>> begin Task inputs

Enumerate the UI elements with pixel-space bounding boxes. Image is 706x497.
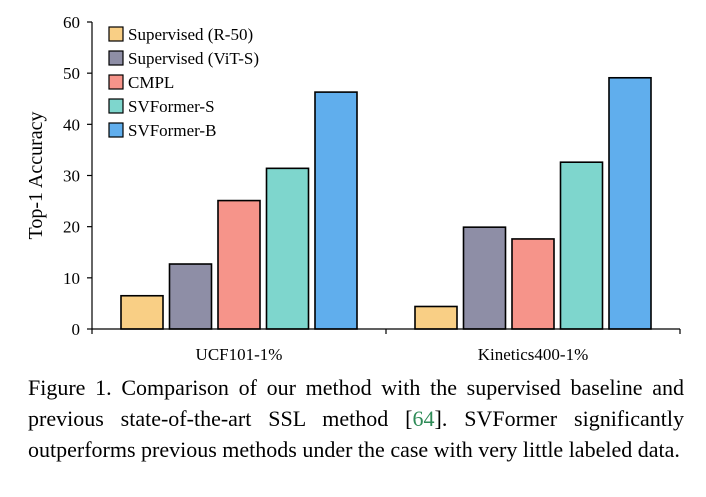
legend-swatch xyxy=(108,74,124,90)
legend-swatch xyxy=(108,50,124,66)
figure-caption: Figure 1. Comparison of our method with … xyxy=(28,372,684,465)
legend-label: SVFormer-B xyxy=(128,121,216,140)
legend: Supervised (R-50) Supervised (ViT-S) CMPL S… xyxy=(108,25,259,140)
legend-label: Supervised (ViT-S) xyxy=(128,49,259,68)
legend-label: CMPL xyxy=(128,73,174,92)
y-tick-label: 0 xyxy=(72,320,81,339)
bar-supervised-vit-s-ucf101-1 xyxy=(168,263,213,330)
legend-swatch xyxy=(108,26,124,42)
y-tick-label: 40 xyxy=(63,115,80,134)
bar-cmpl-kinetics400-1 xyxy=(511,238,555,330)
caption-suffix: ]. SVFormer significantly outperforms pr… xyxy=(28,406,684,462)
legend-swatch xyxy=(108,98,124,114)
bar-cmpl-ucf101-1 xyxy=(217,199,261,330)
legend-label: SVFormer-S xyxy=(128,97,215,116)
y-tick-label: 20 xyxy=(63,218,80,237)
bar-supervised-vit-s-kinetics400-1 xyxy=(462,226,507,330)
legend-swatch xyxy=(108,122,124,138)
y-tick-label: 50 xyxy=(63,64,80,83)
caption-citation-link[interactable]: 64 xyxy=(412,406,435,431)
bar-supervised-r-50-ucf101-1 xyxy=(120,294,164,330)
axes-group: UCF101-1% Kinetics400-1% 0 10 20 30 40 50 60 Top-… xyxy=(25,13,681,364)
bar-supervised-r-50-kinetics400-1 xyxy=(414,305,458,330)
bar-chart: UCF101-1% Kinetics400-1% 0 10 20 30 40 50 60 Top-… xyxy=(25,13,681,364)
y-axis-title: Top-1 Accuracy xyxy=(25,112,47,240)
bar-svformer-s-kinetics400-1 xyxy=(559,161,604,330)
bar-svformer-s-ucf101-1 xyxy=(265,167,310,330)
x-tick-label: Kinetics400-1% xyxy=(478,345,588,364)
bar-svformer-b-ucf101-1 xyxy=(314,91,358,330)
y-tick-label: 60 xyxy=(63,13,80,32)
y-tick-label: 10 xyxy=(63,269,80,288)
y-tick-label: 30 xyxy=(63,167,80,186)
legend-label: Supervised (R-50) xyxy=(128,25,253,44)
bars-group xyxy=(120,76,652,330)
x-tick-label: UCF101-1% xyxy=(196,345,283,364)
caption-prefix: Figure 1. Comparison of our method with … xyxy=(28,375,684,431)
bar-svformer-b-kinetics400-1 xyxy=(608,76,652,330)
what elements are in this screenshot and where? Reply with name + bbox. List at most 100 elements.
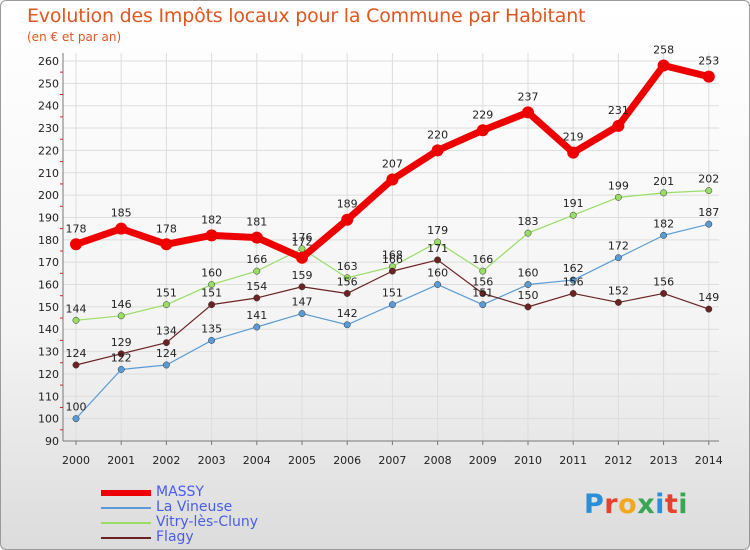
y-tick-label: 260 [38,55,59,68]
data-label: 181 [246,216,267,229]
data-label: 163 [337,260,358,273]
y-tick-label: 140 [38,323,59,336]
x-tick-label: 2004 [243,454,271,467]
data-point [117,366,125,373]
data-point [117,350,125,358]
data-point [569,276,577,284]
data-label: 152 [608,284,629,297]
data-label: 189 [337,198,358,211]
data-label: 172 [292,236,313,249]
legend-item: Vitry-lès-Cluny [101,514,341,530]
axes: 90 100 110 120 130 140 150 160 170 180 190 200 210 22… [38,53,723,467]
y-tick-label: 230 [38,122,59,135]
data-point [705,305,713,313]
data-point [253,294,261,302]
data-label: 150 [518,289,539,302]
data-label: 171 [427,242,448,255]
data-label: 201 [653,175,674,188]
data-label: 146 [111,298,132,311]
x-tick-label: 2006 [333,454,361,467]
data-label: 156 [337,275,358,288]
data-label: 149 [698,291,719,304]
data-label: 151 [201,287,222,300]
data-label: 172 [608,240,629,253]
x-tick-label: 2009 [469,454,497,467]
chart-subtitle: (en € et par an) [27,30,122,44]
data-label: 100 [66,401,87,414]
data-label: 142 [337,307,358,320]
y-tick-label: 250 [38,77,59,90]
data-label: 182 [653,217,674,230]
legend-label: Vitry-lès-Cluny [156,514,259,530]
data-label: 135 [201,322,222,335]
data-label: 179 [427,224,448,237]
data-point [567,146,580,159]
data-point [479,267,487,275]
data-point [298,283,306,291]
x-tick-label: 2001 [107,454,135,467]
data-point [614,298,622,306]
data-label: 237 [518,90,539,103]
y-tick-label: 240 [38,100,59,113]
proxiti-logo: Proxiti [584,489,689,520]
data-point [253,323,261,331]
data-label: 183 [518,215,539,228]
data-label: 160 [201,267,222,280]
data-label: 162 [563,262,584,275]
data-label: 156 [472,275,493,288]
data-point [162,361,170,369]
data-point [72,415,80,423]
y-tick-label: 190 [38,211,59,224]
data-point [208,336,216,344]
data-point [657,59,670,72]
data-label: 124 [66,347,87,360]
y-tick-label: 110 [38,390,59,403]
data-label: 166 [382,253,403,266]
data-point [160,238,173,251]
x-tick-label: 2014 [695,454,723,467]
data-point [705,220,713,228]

>> end Task inputs

→ **To be done**
Substitute "y-axis-tick" for every "y-tick-label" in the lines above and write them out again with nothing else changed, leaving out the pictures.

→ **Exercise result**
Enumerate the UI elements with pixel-space bounding boxes. Image is 706x497.
legend-swatch xyxy=(108,74,124,90)
legend-swatch xyxy=(108,50,124,66)
figure-caption: Figure 1. Comparison of our method with … xyxy=(28,372,684,465)
legend-label: SVFormer-B xyxy=(128,121,216,140)
legend: Supervised (R-50) Supervised (ViT-S) CMPL S… xyxy=(108,25,259,140)
legend-label: Supervised (ViT-S) xyxy=(128,49,259,68)
legend-label: CMPL xyxy=(128,73,174,92)
y-axis-tick: 0 xyxy=(72,320,81,339)
bar-supervised-vit-s-ucf101-1 xyxy=(168,263,213,330)
legend-swatch xyxy=(108,26,124,42)
y-axis-tick: 40 xyxy=(63,115,80,134)
bar-cmpl-kinetics400-1 xyxy=(511,238,555,330)
caption-suffix: ]. SVFormer significantly outperforms pr… xyxy=(28,406,684,462)
legend-swatch xyxy=(108,98,124,114)
bar-cmpl-ucf101-1 xyxy=(217,199,261,330)
legend-label: SVFormer-S xyxy=(128,97,215,116)
y-axis-tick: 20 xyxy=(63,218,80,237)
bar-supervised-vit-s-kinetics400-1 xyxy=(462,226,507,330)
legend-swatch xyxy=(108,122,124,138)
y-axis-tick: 50 xyxy=(63,64,80,83)
caption-citation-link[interactable]: 64 xyxy=(412,406,435,431)
bar-supervised-r-50-ucf101-1 xyxy=(120,294,164,330)
axes-group: UCF101-1% Kinetics400-1% 0 10 20 30 40 50 60 Top-… xyxy=(25,13,681,364)
bar-supervised-r-50-kinetics400-1 xyxy=(414,305,458,330)
bar-chart: UCF101-1% Kinetics400-1% 0 10 20 30 40 50 60 Top-… xyxy=(25,13,681,364)
y-axis-title: Top-1 Accuracy xyxy=(25,112,47,240)
bar-svformer-s-kinetics400-1 xyxy=(559,161,604,330)
bar-svformer-s-ucf101-1 xyxy=(265,167,310,330)
x-tick-label: Kinetics400-1% xyxy=(478,345,588,364)
bar-svformer-b-ucf101-1 xyxy=(314,91,358,330)
y-axis-tick: 60 xyxy=(63,13,80,32)
y-axis-tick: 10 xyxy=(63,269,80,288)
y-axis-tick: 30 xyxy=(63,167,80,186)
legend-label: Supervised (R-50) xyxy=(128,25,253,44)
bars-group xyxy=(120,76,652,330)
x-tick-label: UCF101-1% xyxy=(196,345,283,364)
caption-prefix: Figure 1. Comparison of our method with … xyxy=(28,375,684,431)
bar-svformer-b-kinetics400-1 xyxy=(608,76,652,330)
what elements are in this screenshot and where? Reply with name + bbox. List at most 100 elements.
y-axis-tick: 260 [38,55,59,68]
data-label: 181 [246,216,267,229]
data-label: 163 [337,260,358,273]
y-axis-tick: 140 [38,323,59,336]
x-tick-label: 2004 [243,454,271,467]
data-point [117,366,125,373]
data-point [117,350,125,358]
data-point [569,276,577,284]
data-label: 152 [608,284,629,297]
data-label: 189 [337,198,358,211]
data-label: 172 [292,236,313,249]
legend-item: Vitry-lès-Cluny [101,514,341,530]
axes: 90 100 110 120 130 140 150 160 170 180 190 200 210 22… [38,53,723,467]
y-axis-tick: 230 [38,122,59,135]
data-point [705,305,713,313]
data-point [253,294,261,302]
data-label: 150 [518,289,539,302]
data-label: 171 [427,242,448,255]
data-label: 201 [653,175,674,188]
data-label: 146 [111,298,132,311]
x-tick-label: 2006 [333,454,361,467]
data-label: 156 [337,275,358,288]
data-label: 149 [698,291,719,304]
data-label: 151 [201,287,222,300]
data-label: 172 [608,240,629,253]
x-tick-label: 2009 [469,454,497,467]
chart-subtitle: (en € et par an) [27,30,122,44]
data-label: 100 [66,401,87,414]
data-label: 142 [337,307,358,320]
y-axis-tick: 250 [38,77,59,90]
data-label: 182 [653,217,674,230]
legend-label: Vitry-lès-Cluny [156,514,259,530]
data-label: 135 [201,322,222,335]
data-label: 179 [427,224,448,237]
data-point [567,146,580,159]
data-point [479,267,487,275]
data-point [298,283,306,291]
x-tick-label: 2001 [107,454,135,467]
data-point [614,298,622,306]
data-label: 237 [518,90,539,103]
y-axis-tick: 240 [38,100,59,113]
proxiti-logo: Proxiti [584,489,689,520]
data-point [253,323,261,331]
data-label: 183 [518,215,539,228]
data-label: 160 [201,267,222,280]
data-label: 162 [563,262,584,275]
data-label: 156 [472,275,493,288]
data-point [162,361,170,369]
data-point [72,415,80,423]
y-axis-tick: 190 [38,211,59,224]
data-point [208,336,216,344]
data-point [657,59,670,72]
data-label: 124 [66,347,87,360]
y-axis-tick: 110 [38,390,59,403]
data-label: 166 [382,253,403,266]
data-point [160,238,173,251]
x-tick-label: 2014 [695,454,723,467]
data-point [705,220,713,228]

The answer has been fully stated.